=== YOUR GOAL ===
Give, as a bare number, the count of lines that contain the word "screenshot".

=== RECORDS FOR THIS EXERCISE ===
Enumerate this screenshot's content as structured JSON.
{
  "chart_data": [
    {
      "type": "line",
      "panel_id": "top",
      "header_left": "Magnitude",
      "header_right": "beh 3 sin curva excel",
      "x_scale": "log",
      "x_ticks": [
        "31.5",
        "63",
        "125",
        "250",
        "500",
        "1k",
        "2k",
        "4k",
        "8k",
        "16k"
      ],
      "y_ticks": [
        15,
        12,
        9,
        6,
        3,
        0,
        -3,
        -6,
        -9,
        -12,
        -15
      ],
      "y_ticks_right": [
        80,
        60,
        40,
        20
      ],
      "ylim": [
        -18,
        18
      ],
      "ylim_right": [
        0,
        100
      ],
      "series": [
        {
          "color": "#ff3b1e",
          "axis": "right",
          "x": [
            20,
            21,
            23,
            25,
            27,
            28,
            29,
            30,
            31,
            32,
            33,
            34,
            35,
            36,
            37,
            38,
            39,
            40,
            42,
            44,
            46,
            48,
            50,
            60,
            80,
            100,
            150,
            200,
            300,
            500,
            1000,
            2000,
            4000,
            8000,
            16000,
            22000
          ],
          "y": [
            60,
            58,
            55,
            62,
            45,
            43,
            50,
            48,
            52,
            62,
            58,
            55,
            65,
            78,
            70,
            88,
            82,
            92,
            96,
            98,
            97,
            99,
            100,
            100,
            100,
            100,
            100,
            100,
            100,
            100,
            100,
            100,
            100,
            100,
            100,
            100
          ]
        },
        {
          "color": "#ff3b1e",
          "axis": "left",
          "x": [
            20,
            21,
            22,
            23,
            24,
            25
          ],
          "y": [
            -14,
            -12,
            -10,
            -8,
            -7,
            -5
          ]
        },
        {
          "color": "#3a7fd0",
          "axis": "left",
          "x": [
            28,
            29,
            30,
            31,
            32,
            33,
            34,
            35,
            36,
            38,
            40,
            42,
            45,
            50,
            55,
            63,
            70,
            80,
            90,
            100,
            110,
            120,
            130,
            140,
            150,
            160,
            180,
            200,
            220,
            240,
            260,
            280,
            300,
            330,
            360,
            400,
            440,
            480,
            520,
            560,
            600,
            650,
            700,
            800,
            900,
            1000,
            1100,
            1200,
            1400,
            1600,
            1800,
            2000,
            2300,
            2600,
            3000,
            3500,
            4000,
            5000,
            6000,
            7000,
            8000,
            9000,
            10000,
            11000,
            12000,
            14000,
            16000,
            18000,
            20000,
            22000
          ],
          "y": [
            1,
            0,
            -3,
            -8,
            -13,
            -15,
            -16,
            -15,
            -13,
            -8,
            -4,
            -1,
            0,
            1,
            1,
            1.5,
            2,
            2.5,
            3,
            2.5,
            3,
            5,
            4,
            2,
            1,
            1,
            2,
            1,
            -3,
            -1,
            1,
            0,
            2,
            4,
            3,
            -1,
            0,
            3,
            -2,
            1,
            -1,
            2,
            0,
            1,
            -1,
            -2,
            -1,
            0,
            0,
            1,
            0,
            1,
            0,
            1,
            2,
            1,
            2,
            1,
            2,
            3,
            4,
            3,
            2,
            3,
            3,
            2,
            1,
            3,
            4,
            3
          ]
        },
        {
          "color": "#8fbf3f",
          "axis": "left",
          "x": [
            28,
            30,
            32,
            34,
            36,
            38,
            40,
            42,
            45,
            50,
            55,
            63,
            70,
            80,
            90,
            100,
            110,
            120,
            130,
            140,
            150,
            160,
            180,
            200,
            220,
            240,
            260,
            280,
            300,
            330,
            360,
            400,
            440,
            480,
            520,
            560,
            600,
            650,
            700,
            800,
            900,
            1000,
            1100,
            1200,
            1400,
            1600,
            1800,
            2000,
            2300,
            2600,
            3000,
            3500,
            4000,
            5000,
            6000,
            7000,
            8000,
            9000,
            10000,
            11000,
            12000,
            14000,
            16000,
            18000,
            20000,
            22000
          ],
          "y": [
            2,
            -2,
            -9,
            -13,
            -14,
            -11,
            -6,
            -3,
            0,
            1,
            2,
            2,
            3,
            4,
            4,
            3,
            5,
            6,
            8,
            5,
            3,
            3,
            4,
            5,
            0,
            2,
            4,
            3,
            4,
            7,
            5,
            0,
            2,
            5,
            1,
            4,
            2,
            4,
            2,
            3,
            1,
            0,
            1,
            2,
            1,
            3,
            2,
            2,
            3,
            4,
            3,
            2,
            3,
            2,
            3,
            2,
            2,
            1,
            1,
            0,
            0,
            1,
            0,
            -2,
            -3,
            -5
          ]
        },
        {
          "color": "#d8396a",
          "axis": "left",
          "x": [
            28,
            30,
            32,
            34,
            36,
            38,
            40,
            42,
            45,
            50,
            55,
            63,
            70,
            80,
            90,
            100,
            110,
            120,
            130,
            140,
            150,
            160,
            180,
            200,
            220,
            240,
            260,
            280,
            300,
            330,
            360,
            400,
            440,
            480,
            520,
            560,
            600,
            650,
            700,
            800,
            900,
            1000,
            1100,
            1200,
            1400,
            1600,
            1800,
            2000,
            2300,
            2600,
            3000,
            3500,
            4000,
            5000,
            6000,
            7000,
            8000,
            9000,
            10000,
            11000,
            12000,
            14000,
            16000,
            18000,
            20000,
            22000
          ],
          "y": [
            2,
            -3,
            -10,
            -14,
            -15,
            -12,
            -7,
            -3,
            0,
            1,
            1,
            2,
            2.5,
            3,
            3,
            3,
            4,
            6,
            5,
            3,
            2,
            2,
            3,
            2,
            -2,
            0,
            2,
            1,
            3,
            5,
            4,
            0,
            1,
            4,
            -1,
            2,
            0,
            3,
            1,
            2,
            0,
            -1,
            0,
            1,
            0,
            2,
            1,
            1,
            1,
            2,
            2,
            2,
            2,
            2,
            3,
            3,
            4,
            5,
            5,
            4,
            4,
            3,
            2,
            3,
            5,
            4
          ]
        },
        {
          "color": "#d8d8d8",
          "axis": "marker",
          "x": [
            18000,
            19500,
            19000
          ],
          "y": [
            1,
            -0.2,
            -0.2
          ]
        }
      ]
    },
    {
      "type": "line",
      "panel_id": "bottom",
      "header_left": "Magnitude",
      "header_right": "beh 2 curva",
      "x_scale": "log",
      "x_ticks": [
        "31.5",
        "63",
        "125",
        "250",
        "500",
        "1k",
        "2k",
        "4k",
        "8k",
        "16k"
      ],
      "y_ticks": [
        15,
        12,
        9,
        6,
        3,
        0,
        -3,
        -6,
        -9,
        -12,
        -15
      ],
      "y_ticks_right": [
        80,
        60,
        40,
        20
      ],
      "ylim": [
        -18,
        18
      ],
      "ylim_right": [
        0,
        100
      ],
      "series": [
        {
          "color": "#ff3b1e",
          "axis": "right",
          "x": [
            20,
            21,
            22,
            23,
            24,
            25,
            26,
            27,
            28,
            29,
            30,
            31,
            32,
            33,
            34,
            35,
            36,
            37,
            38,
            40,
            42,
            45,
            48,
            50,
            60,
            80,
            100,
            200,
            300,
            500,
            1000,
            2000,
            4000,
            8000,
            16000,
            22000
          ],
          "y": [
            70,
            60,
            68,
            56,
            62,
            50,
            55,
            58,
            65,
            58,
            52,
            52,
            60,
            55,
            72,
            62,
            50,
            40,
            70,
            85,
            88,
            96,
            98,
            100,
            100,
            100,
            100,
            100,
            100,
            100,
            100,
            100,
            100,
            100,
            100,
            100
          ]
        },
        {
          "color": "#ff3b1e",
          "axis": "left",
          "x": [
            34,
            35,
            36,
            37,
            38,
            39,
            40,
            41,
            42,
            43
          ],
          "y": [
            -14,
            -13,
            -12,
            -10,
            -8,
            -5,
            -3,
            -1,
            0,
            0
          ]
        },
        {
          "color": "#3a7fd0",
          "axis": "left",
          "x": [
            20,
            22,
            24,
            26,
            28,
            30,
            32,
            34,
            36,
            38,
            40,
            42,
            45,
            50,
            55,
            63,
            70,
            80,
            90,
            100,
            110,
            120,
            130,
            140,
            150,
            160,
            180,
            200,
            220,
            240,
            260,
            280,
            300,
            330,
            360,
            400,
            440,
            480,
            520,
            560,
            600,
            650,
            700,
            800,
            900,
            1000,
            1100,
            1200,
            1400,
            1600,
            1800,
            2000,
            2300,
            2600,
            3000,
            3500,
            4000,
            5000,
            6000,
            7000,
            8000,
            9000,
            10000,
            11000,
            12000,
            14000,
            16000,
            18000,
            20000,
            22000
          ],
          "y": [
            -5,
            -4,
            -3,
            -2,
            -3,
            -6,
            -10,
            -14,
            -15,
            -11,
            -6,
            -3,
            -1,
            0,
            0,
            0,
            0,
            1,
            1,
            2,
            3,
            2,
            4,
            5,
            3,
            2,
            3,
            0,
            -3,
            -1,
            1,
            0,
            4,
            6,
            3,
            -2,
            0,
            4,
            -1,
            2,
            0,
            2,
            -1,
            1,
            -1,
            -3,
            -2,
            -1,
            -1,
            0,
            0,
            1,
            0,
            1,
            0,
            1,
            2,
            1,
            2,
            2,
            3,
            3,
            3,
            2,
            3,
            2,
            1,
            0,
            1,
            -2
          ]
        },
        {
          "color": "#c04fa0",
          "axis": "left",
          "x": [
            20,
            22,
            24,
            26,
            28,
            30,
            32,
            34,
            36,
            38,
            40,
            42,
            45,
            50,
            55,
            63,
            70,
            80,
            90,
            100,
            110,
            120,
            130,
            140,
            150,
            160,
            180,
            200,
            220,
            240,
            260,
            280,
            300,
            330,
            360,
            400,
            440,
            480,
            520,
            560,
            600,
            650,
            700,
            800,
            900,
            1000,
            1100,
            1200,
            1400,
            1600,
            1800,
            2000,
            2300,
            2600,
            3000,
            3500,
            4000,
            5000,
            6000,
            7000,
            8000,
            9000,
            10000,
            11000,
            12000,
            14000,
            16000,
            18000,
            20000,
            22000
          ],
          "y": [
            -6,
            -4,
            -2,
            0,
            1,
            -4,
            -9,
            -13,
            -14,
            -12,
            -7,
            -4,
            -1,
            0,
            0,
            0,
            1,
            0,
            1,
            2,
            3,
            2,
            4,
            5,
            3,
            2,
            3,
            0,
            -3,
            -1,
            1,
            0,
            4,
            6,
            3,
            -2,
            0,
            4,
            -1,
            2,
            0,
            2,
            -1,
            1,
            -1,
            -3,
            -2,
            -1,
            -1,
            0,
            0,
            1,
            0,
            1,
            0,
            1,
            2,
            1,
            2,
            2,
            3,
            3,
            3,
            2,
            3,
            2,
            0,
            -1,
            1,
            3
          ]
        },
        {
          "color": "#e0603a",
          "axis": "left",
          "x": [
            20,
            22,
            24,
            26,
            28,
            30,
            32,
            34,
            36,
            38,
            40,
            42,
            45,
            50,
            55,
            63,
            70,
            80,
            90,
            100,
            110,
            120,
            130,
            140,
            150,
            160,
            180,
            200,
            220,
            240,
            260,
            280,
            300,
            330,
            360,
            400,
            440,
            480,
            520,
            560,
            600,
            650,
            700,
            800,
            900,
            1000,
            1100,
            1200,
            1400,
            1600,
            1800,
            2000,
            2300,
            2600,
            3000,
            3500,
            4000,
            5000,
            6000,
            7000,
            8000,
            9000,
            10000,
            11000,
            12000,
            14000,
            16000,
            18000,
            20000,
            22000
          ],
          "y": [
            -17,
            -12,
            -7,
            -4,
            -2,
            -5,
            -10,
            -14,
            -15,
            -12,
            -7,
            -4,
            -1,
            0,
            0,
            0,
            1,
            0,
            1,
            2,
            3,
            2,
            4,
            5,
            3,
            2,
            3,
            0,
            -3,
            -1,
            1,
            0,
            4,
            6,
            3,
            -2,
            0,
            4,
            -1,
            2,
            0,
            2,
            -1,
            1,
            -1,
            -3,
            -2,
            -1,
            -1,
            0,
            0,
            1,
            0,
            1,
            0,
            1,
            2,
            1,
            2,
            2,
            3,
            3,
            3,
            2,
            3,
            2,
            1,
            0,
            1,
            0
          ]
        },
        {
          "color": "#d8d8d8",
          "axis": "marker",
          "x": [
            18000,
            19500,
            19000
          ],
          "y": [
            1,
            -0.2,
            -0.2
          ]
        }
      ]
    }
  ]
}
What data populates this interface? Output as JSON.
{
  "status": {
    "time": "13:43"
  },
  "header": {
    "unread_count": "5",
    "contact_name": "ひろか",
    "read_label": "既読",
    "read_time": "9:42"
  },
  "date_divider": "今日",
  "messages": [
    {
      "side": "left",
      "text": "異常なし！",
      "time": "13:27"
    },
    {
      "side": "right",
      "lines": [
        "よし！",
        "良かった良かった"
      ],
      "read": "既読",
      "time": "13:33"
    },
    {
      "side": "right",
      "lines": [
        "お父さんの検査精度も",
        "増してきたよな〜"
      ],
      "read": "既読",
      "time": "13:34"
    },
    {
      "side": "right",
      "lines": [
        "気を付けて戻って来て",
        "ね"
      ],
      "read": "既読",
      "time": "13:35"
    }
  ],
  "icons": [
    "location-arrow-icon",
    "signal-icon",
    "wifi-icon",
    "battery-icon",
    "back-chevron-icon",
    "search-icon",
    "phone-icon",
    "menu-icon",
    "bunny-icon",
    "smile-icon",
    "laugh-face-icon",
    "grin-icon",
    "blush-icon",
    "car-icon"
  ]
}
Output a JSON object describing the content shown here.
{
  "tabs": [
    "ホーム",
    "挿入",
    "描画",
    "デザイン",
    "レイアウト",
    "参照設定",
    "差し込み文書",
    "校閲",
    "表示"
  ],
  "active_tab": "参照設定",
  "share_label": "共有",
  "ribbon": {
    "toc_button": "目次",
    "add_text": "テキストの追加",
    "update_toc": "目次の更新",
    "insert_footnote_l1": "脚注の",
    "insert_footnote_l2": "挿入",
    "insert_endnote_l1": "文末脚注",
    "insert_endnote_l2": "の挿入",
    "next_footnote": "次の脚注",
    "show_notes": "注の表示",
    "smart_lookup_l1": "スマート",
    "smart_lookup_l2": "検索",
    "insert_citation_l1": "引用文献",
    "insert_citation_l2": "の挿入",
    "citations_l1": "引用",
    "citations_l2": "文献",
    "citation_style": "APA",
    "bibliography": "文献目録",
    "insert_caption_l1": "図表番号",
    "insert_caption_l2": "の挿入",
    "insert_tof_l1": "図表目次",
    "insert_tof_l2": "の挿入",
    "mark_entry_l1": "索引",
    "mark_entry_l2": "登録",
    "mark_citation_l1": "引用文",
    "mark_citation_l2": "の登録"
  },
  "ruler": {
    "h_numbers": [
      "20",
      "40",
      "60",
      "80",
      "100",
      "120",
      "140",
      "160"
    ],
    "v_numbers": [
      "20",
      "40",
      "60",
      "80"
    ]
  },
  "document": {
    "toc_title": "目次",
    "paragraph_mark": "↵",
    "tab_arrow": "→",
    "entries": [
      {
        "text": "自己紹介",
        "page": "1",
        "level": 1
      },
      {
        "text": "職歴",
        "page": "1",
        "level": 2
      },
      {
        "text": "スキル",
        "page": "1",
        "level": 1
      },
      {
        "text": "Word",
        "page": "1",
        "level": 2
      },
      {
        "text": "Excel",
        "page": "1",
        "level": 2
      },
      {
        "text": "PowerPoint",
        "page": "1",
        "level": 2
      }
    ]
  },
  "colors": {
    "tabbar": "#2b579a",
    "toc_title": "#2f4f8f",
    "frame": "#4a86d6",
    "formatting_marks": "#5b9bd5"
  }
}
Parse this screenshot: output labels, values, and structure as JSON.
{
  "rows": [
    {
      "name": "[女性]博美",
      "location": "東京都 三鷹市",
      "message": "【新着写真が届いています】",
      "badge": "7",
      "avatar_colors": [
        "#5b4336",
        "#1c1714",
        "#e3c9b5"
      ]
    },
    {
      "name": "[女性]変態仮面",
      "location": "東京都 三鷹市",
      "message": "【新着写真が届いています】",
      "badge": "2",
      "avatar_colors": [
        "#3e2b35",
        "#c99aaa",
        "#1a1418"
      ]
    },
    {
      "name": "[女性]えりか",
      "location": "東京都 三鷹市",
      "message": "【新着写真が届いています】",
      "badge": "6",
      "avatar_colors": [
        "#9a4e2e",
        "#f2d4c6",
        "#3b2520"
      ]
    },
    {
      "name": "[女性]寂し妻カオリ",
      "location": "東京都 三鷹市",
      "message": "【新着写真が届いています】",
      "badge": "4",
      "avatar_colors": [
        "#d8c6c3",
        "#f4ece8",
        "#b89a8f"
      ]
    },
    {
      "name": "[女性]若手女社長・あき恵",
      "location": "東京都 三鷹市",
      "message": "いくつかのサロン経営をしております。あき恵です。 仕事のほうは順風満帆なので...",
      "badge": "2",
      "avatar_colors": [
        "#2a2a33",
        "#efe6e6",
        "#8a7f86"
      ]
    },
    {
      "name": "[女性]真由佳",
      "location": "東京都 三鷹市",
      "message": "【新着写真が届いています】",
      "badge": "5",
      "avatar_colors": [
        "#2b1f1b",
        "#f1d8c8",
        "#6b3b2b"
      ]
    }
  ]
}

=== EXERCISE ANSWER ===
2